What you are asked to do:
Copy out each line of the data holding "https".

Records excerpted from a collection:
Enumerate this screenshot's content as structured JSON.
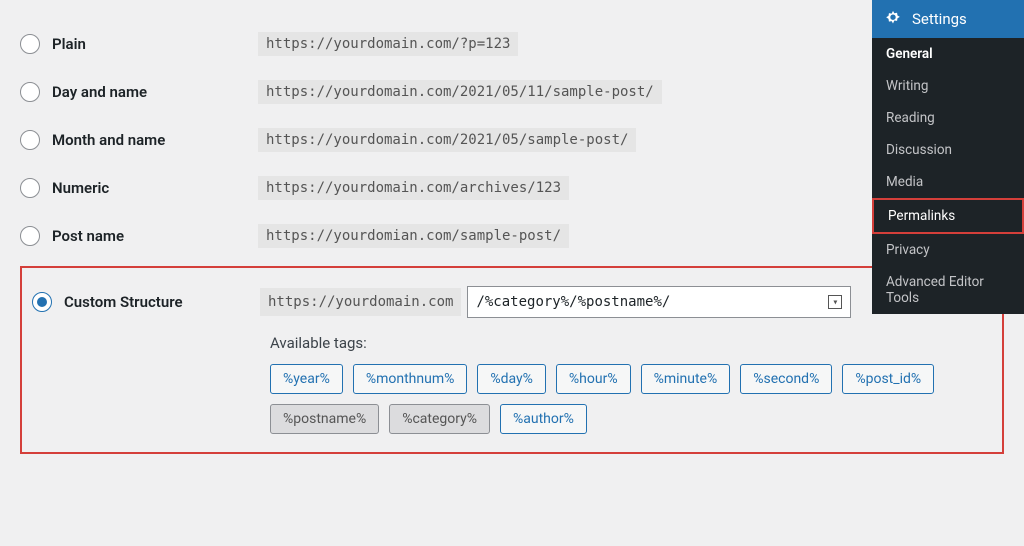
{
  "options": {
    "plain": {
      "label": "Plain",
      "url": "https://yourdomain.com/?p=123"
    },
    "dayname": {
      "label": "Day and name",
      "url": "https://yourdomain.com/2021/05/11/sample-post/"
    },
    "monthname": {
      "label": "Month and name",
      "url": "https://yourdomain.com/2021/05/sample-post/"
    },
    "numeric": {
      "label": "Numeric",
      "url": "https://yourdomain.com/archives/123"
    },
    "postname": {
      "label": "Post name",
      "url": "https://yourdomian.com/sample-post/"
    },
    "custom": {
      "label": "Custom Structure",
      "prefix": "https://yourdomain.com",
      "value": "/%category%/%postname%/"
    }
  },
  "tags": {
    "heading": "Available tags:",
    "list": {
      "year": "%year%",
      "monthnum": "%monthnum%",
      "day": "%day%",
      "hour": "%hour%",
      "minute": "%minute%",
      "second": "%second%",
      "post_id": "%post_id%",
      "postname": "%postname%",
      "category": "%category%",
      "author": "%author%"
    }
  },
  "sidebar": {
    "header": "Settings",
    "items": {
      "general": "General",
      "writing": "Writing",
      "reading": "Reading",
      "discussion": "Discussion",
      "media": "Media",
      "permalinks": "Permalinks",
      "privacy": "Privacy",
      "aet": "Advanced Editor Tools"
    }
  }
}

Exercise output:
      "url": "https://yourdomain.com/?p=123"
      "url": "https://yourdomain.com/2021/05/11/sample-post/"
      "url": "https://yourdomain.com/2021/05/sample-post/"
      "url": "https://yourdomain.com/archives/123"
      "url": "https://yourdomian.com/sample-post/"
      "prefix": "https://yourdomain.com",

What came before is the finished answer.